---------- Input rows

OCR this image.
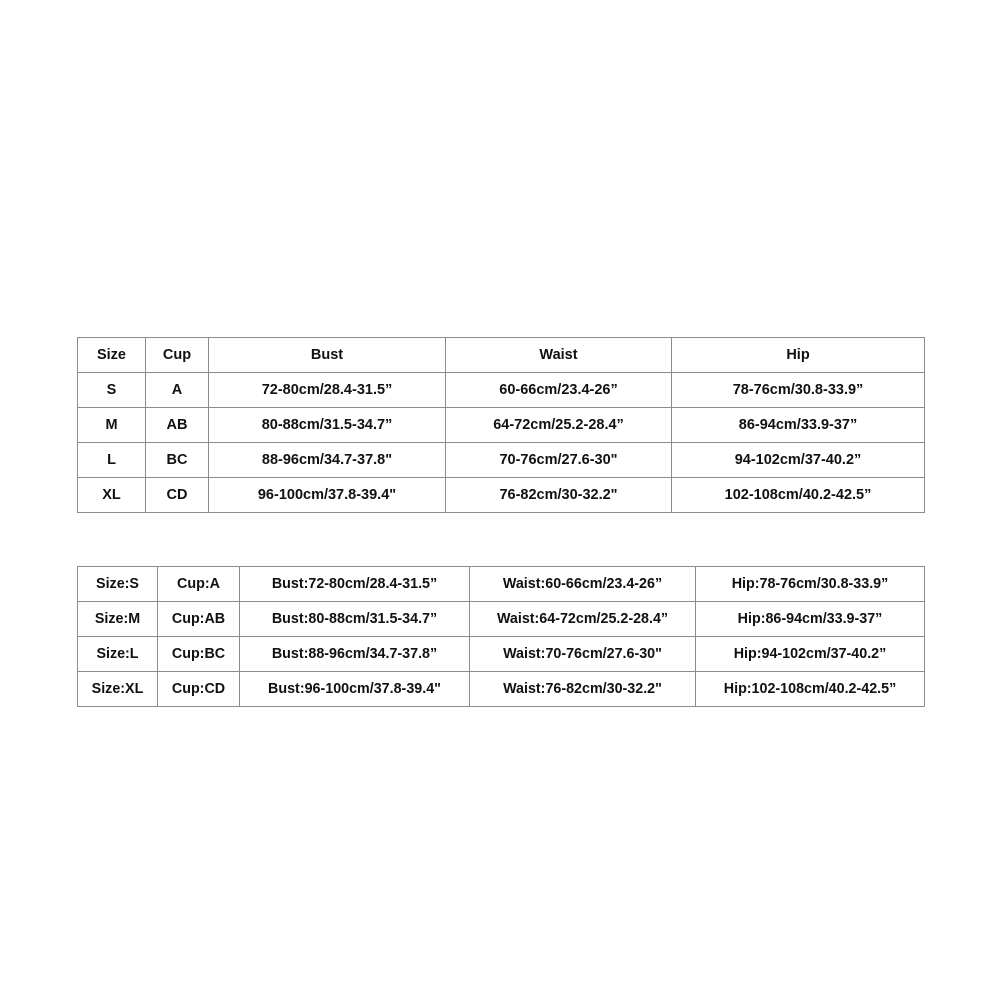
Size	Cup	Bust	Waist	Hip
S	A	72-80cm/28.4-31.5”	60-66cm/23.4-26”	78-76cm/30.8-33.9”
M	AB	80-88cm/31.5-34.7”	64-72cm/25.2-28.4”	86-94cm/33.9-37”
L	BC	88-96cm/34.7-37.8"	70-76cm/27.6-30"	94-102cm/37-40.2”
XL	CD	96-100cm/37.8-39.4"	76-82cm/30-32.2"	102-108cm/40.2-42.5”
Size:S	Cup:A	Bust:72-80cm/28.4-31.5”	Waist:60-66cm/23.4-26”	Hip:78-76cm/30.8-33.9”
Size:M	Cup:AB	Bust:80-88cm/31.5-34.7”	Waist:64-72cm/25.2-28.4”	Hip:86-94cm/33.9-37”
Size:L	Cup:BC	Bust:88-96cm/34.7-37.8”	Waist:70-76cm/27.6-30"	Hip:94-102cm/37-40.2”
Size:XL	Cup:CD	Bust:96-100cm/37.8-39.4"	Waist:76-82cm/30-32.2"	Hip:102-108cm/40.2-42.5”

--------------------

Stated goal → Spot every line that holds "Bust" and copy it.

Solution →
Size	Cup	Bust	Waist	Hip
Size:S	Cup:A	Bust:72-80cm/28.4-31.5”	Waist:60-66cm/23.4-26”	Hip:78-76cm/30.8-33.9”
Size:M	Cup:AB	Bust:80-88cm/31.5-34.7”	Waist:64-72cm/25.2-28.4”	Hip:86-94cm/33.9-37”
Size:L	Cup:BC	Bust:88-96cm/34.7-37.8”	Waist:70-76cm/27.6-30"	Hip:94-102cm/37-40.2”
Size:XL	Cup:CD	Bust:96-100cm/37.8-39.4"	Waist:76-82cm/30-32.2"	Hip:102-108cm/40.2-42.5”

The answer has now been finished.